### Exercise material
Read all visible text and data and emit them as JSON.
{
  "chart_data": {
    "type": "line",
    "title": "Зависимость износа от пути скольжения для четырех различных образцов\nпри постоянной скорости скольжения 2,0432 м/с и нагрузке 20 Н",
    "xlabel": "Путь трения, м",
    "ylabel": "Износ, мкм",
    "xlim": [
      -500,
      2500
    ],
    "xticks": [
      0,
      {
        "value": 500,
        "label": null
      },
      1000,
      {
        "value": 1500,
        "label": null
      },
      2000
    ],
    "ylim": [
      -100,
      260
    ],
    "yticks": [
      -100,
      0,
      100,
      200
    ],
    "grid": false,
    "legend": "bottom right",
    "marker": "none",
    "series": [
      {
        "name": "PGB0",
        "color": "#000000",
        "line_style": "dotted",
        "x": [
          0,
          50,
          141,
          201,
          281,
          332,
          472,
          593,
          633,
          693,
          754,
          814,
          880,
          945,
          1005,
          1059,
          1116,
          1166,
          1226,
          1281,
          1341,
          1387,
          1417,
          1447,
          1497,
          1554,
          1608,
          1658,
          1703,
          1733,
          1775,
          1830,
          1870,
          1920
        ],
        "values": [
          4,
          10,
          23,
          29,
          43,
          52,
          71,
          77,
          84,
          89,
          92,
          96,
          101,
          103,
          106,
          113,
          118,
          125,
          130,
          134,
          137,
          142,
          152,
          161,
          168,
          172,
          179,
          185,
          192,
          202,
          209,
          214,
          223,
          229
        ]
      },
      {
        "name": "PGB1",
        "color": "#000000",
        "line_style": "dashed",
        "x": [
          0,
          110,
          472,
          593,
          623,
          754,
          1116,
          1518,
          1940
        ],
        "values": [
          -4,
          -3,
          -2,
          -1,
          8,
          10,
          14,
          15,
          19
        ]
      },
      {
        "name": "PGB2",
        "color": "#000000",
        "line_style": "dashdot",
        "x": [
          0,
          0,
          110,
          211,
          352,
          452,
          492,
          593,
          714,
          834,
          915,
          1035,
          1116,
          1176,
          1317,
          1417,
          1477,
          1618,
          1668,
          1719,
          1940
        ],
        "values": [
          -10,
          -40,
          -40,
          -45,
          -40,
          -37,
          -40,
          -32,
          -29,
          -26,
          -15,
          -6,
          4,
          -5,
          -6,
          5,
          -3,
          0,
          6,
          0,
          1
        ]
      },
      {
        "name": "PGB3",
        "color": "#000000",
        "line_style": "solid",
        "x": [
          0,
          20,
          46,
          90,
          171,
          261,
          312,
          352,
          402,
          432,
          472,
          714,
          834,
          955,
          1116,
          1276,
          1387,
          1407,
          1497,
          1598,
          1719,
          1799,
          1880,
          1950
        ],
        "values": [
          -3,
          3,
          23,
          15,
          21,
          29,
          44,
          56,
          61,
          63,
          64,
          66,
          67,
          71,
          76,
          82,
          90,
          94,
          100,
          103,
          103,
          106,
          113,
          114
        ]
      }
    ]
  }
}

### Task statement
Word for word, restate all of the data shown above.

### Task solution
Read all visible text and data and emit them as JSON.
{
  "chart_data": {
    "type": "line",
    "title": "Зависимость износа от пути скольжения для четырех различных образцов\nпри постоянной скорости скольжения 2,0432 м/с и нагрузке 20 Н",
    "xlabel": "Путь трения, м",
    "ylabel": "Износ, мкм",
    "xlim": [
      -500,
      2500
    ],
    "xticks": [
      0,
      {
        "value": 500,
        "label": null
      },
      1000,
      {
        "value": 1500,
        "label": null
      },
      2000
    ],
    "ylim": [
      -100,
      260
    ],
    "yticks": [
      -100,
      0,
      100,
      200
    ],
    "grid": false,
    "legend": "bottom right",
    "marker": "none",
    "series": [
      {
        "name": "PGB0",
        "color": "#000000",
        "line_style": "dotted",
        "x": [
          0,
          50,
          141,
          201,
          281,
          332,
          472,
          593,
          633,
          693,
          754,
          814,
          880,
          945,
          1005,
          1059,
          1116,
          1166,
          1226,
          1281,
          1341,
          1387,
          1417,
          1447,
          1497,
          1554,
          1608,
          1658,
          1703,
          1733,
          1775,
          1830,
          1870,
          1920
        ],
        "values": [
          4,
          10,
          23,
          29,
          43,
          52,
          71,
          77,
          84,
          89,
          92,
          96,
          101,
          103,
          106,
          113,
          118,
          125,
          130,
          134,
          137,
          142,
          152,
          161,
          168,
          172,
          179,
          185,
          192,
          202,
          209,
          214,
          223,
          229
        ]
      },
      {
        "name": "PGB1",
        "color": "#000000",
        "line_style": "dashed",
        "x": [
          0,
          110,
          472,
          593,
          623,
          754,
          1116,
          1518,
          1940
        ],
        "values": [
          -4,
          -3,
          -2,
          -1,
          8,
          10,
          14,
          15,
          19
        ]
      },
      {
        "name": "PGB2",
        "color": "#000000",
        "line_style": "dashdot",
        "x": [
          0,
          0,
          110,
          211,
          352,
          452,
          492,
          593,
          714,
          834,
          915,
          1035,
          1116,
          1176,
          1317,
          1417,
          1477,
          1618,
          1668,
          1719,
          1940
        ],
        "values": [
          -10,
          -40,
          -40,
          -45,
          -40,
          -37,
          -40,
          -32,
          -29,
          -26,
          -15,
          -6,
          4,
          -5,
          -6,
          5,
          -3,
          0,
          6,
          0,
          1
        ]
      },
      {
        "name": "PGB3",
        "color": "#000000",
        "line_style": "solid",
        "x": [
          0,
          20,
          46,
          90,
          171,
          261,
          312,
          352,
          402,
          432,
          472,
          714,
          834,
          955,
          1116,
          1276,
          1387,
          1407,
          1497,
          1598,
          1719,
          1799,
          1880,
          1950
        ],
        "values": [
          -3,
          3,
          23,
          15,
          21,
          29,
          44,
          56,
          61,
          63,
          64,
          66,
          67,
          71,
          76,
          82,
          90,
          94,
          100,
          103,
          103,
          106,
          113,
          114
        ]
      }
    ]
  }
}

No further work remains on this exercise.